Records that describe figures
/---

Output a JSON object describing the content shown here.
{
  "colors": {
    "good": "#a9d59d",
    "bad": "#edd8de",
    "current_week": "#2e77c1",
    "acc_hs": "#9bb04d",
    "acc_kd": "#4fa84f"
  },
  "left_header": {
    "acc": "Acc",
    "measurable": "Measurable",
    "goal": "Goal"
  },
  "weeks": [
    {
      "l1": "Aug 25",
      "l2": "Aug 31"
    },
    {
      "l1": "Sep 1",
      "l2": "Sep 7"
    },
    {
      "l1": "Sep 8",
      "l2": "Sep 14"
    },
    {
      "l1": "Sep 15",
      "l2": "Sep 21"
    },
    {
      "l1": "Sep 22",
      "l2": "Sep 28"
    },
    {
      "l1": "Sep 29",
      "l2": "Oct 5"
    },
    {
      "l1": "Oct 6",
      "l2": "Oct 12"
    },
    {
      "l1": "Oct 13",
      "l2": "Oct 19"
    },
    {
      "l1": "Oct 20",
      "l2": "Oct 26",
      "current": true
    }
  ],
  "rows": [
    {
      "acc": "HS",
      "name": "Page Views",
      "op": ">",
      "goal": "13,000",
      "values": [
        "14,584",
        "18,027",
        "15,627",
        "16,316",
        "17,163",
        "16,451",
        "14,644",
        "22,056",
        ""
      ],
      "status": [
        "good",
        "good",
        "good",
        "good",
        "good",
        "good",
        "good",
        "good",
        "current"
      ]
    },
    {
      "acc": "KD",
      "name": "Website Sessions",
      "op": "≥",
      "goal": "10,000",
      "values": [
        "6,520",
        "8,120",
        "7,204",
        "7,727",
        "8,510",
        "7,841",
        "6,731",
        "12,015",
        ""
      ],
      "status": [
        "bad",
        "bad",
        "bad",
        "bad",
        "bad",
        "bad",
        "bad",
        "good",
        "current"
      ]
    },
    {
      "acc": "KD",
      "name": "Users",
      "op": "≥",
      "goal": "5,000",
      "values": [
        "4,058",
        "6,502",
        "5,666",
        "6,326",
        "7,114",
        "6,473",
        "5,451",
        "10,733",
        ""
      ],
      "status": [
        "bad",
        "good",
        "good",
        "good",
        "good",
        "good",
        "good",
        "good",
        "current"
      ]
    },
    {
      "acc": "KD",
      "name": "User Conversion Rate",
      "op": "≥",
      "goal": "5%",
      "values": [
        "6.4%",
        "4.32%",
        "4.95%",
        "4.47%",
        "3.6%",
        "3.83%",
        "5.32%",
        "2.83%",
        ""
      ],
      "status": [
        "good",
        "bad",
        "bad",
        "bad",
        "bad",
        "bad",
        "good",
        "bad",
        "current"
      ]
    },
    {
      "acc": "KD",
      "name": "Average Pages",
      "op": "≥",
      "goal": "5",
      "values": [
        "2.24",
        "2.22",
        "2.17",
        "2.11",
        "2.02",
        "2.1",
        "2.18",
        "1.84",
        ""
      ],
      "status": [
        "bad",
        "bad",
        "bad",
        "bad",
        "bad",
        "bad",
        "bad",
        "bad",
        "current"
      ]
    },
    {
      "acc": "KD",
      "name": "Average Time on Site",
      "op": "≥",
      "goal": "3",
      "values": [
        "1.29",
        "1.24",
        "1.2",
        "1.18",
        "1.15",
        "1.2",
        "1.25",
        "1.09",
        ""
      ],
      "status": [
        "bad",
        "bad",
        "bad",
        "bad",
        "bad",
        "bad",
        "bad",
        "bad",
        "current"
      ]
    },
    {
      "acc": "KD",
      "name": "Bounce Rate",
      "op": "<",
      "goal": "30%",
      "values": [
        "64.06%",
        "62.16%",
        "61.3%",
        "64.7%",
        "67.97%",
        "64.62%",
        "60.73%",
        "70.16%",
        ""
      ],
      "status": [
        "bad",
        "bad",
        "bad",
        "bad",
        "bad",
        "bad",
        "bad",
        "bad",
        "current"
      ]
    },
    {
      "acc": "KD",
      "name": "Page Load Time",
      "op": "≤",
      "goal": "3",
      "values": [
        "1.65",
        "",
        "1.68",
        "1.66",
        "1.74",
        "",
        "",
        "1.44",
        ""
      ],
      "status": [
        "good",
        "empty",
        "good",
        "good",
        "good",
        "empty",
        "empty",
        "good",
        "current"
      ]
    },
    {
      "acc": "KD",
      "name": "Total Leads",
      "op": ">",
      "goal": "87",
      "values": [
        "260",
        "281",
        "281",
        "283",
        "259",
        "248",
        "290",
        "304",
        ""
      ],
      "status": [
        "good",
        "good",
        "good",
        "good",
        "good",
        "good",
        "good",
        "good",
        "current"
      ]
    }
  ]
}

\---

[THE PROBLEM] Write out the entries in full, exactly as given.

[ANSWER FOR THE TASK]
Output a JSON object describing the content shown here.
{
  "colors": {
    "good": "#a9d59d",
    "bad": "#edd8de",
    "current_week": "#2e77c1",
    "acc_hs": "#9bb04d",
    "acc_kd": "#4fa84f"
  },
  "left_header": {
    "acc": "Acc",
    "measurable": "Measurable",
    "goal": "Goal"
  },
  "weeks": [
    {
      "l1": "Aug 25",
      "l2": "Aug 31"
    },
    {
      "l1": "Sep 1",
      "l2": "Sep 7"
    },
    {
      "l1": "Sep 8",
      "l2": "Sep 14"
    },
    {
      "l1": "Sep 15",
      "l2": "Sep 21"
    },
    {
      "l1": "Sep 22",
      "l2": "Sep 28"
    },
    {
      "l1": "Sep 29",
      "l2": "Oct 5"
    },
    {
      "l1": "Oct 6",
      "l2": "Oct 12"
    },
    {
      "l1": "Oct 13",
      "l2": "Oct 19"
    },
    {
      "l1": "Oct 20",
      "l2": "Oct 26",
      "current": true
    }
  ],
  "rows": [
    {
      "acc": "HS",
      "name": "Page Views",
      "op": ">",
      "goal": "13,000",
      "values": [
        "14,584",
        "18,027",
        "15,627",
        "16,316",
        "17,163",
        "16,451",
        "14,644",
        "22,056",
        ""
      ],
      "status": [
        "good",
        "good",
        "good",
        "good",
        "good",
        "good",
        "good",
        "good",
        "current"
      ]
    },
    {
      "acc": "KD",
      "name": "Website Sessions",
      "op": "≥",
      "goal": "10,000",
      "values": [
        "6,520",
        "8,120",
        "7,204",
        "7,727",
        "8,510",
        "7,841",
        "6,731",
        "12,015",
        ""
      ],
      "status": [
        "bad",
        "bad",
        "bad",
        "bad",
        "bad",
        "bad",
        "bad",
        "good",
        "current"
      ]
    },
    {
      "acc": "KD",
      "name": "Users",
      "op": "≥",
      "goal": "5,000",
      "values": [
        "4,058",
        "6,502",
        "5,666",
        "6,326",
        "7,114",
        "6,473",
        "5,451",
        "10,733",
        ""
      ],
      "status": [
        "bad",
        "good",
        "good",
        "good",
        "good",
        "good",
        "good",
        "good",
        "current"
      ]
    },
    {
      "acc": "KD",
      "name": "User Conversion Rate",
      "op": "≥",
      "goal": "5%",
      "values": [
        "6.4%",
        "4.32%",
        "4.95%",
        "4.47%",
        "3.6%",
        "3.83%",
        "5.32%",
        "2.83%",
        ""
      ],
      "status": [
        "good",
        "bad",
        "bad",
        "bad",
        "bad",
        "bad",
        "good",
        "bad",
        "current"
      ]
    },
    {
      "acc": "KD",
      "name": "Average Pages",
      "op": "≥",
      "goal": "5",
      "values": [
        "2.24",
        "2.22",
        "2.17",
        "2.11",
        "2.02",
        "2.1",
        "2.18",
        "1.84",
        ""
      ],
      "status": [
        "bad",
        "bad",
        "bad",
        "bad",
        "bad",
        "bad",
        "bad",
        "bad",
        "current"
      ]
    },
    {
      "acc": "KD",
      "name": "Average Time on Site",
      "op": "≥",
      "goal": "3",
      "values": [
        "1.29",
        "1.24",
        "1.2",
        "1.18",
        "1.15",
        "1.2",
        "1.25",
        "1.09",
        ""
      ],
      "status": [
        "bad",
        "bad",
        "bad",
        "bad",
        "bad",
        "bad",
        "bad",
        "bad",
        "current"
      ]
    },
    {
      "acc": "KD",
      "name": "Bounce Rate",
      "op": "<",
      "goal": "30%",
      "values": [
        "64.06%",
        "62.16%",
        "61.3%",
        "64.7%",
        "67.97%",
        "64.62%",
        "60.73%",
        "70.16%",
        ""
      ],
      "status": [
        "bad",
        "bad",
        "bad",
        "bad",
        "bad",
        "bad",
        "bad",
        "bad",
        "current"
      ]
    },
    {
      "acc": "KD",
      "name": "Page Load Time",
      "op": "≤",
      "goal": "3",
      "values": [
        "1.65",
        "",
        "1.68",
        "1.66",
        "1.74",
        "",
        "",
        "1.44",
        ""
      ],
      "status": [
        "good",
        "empty",
        "good",
        "good",
        "good",
        "empty",
        "empty",
        "good",
        "current"
      ]
    },
    {
      "acc": "KD",
      "name": "Total Leads",
      "op": ">",
      "goal": "87",
      "values": [
        "260",
        "281",
        "281",
        "283",
        "259",
        "248",
        "290",
        "304",
        ""
      ],
      "status": [
        "good",
        "good",
        "good",
        "good",
        "good",
        "good",
        "good",
        "good",
        "current"
      ]
    }
  ]
}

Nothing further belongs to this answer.